[Data records]
◆ ◆ ◆ ◆ ◆ ◆ ◆
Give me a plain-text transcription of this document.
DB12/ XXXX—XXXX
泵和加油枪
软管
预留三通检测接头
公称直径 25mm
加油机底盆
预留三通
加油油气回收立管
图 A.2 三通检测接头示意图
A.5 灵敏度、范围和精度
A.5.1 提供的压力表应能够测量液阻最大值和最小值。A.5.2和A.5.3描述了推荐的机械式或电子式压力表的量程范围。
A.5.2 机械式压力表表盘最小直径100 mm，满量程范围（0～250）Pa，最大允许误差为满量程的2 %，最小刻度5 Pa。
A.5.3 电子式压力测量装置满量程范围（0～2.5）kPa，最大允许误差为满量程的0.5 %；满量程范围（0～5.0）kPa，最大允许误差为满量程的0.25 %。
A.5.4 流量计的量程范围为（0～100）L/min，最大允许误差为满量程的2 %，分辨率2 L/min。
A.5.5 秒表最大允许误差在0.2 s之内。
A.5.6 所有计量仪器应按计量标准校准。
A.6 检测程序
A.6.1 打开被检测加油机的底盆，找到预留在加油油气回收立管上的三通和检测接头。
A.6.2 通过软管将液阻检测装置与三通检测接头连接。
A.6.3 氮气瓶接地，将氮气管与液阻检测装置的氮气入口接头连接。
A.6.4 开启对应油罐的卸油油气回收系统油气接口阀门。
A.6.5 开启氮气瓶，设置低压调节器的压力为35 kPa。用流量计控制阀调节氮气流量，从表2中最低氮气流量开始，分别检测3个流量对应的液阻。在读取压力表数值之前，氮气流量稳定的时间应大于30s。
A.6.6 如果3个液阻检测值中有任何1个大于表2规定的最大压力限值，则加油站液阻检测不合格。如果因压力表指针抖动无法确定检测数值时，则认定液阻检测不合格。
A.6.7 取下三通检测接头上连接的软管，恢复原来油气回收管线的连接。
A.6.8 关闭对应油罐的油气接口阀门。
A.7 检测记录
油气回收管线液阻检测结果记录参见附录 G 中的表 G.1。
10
◆ ◆ ◆ ◆ ◆ ◆ ◆
Above are the records; copy every line in them that holds the word "满量程范围".

A.5.2 机械式压力表表盘最小直径100 mm，满量程范围（0～250）Pa，最大允许误差为满量程的2 %，最小刻度5 Pa。
A.5.3 电子式压力测量装置满量程范围（0～2.5）kPa，最大允许误差为满量程的0.5 %；满量程范围（0～5.0）kPa，最大允许误差为满量程的0.25 %。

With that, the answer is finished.